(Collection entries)
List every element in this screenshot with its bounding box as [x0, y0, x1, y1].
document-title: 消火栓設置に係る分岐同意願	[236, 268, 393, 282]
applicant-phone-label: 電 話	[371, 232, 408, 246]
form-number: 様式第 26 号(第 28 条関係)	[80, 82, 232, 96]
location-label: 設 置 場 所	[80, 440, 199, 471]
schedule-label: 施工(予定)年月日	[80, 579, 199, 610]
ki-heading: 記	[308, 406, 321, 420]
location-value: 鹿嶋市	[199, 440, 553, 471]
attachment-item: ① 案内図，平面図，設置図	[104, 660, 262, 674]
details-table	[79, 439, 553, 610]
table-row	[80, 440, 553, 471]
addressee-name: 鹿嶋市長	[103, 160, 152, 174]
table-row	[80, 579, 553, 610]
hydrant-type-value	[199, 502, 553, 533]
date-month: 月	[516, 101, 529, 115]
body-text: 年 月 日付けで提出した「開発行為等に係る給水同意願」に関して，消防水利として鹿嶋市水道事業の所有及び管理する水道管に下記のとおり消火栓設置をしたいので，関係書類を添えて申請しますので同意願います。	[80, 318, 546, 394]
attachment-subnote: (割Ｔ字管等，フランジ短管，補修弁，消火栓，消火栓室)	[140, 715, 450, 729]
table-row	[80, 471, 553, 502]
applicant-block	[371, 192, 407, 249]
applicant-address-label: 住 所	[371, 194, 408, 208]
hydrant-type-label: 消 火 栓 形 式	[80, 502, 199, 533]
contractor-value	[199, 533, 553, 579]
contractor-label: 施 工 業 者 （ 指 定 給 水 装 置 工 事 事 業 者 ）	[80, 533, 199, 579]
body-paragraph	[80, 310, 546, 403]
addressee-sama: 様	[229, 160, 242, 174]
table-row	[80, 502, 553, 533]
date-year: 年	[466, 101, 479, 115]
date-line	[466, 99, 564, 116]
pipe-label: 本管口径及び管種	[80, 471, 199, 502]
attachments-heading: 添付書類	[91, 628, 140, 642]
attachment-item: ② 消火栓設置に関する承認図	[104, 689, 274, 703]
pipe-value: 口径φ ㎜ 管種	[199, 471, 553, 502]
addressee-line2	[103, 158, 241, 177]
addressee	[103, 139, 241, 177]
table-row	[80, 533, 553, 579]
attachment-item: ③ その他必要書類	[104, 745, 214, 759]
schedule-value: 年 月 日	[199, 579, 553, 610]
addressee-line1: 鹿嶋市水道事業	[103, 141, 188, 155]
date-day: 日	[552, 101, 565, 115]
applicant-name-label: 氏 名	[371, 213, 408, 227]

◆ **Exercise directions**: Please write out every line of the records above, word for word and character for character.

◆ **The answer**:
List every element in this screenshot with its bounding box as [x0, y0, x1, y1].
document-title: 消火栓設置に係る分岐同意願	[236, 268, 393, 282]
applicant-phone-label: 電 話	[371, 232, 408, 246]
form-number: 様式第 26 号(第 28 条関係)	[80, 82, 232, 96]
location-label: 設 置 場 所	[80, 440, 199, 471]
schedule-label: 施工(予定)年月日	[80, 579, 199, 610]
ki-heading: 記	[308, 406, 321, 420]
location-value: 鹿嶋市	[199, 440, 553, 471]
attachment-item: ① 案内図，平面図，設置図	[104, 660, 262, 674]
details-table	[79, 439, 553, 610]
table-row	[80, 440, 553, 471]
addressee-name: 鹿嶋市長	[103, 160, 152, 174]
table-row	[80, 579, 553, 610]
hydrant-type-value	[199, 502, 553, 533]
date-month: 月	[516, 101, 529, 115]
body-text: 年 月 日付けで提出した「開発行為等に係る給水同意願」に関して，消防水利として鹿嶋市水道事業の所有及び管理する水道管に下記のとおり消火栓設置をしたいので，関係書類を添えて申請しますので同意願います。	[80, 318, 546, 394]
attachment-subnote: (割Ｔ字管等，フランジ短管，補修弁，消火栓，消火栓室)	[140, 715, 450, 729]
table-row	[80, 471, 553, 502]
applicant-block	[371, 192, 407, 249]
applicant-address-label: 住 所	[371, 194, 408, 208]
hydrant-type-label: 消 火 栓 形 式	[80, 502, 199, 533]
contractor-value	[199, 533, 553, 579]
contractor-label: 施 工 業 者 （ 指 定 給 水 装 置 工 事 事 業 者 ）	[80, 533, 199, 579]
body-paragraph	[80, 310, 546, 403]
addressee-sama: 様	[229, 160, 242, 174]
table-row	[80, 502, 553, 533]
date-year: 年	[466, 101, 479, 115]
date-line	[466, 99, 564, 116]
pipe-label: 本管口径及び管種	[80, 471, 199, 502]
attachments-heading: 添付書類	[91, 628, 140, 642]
attachment-item: ② 消火栓設置に関する承認図	[104, 689, 274, 703]
pipe-value: 口径φ ㎜ 管種	[199, 471, 553, 502]
addressee-line2	[103, 158, 241, 177]
addressee	[103, 139, 241, 177]
table-row	[80, 533, 553, 579]
attachment-item: ③ その他必要書類	[104, 745, 214, 759]
schedule-value: 年 月 日	[199, 579, 553, 610]
addressee-line1: 鹿嶋市水道事業	[103, 141, 188, 155]
date-day: 日	[552, 101, 565, 115]
applicant-name-label: 氏 名	[371, 213, 408, 227]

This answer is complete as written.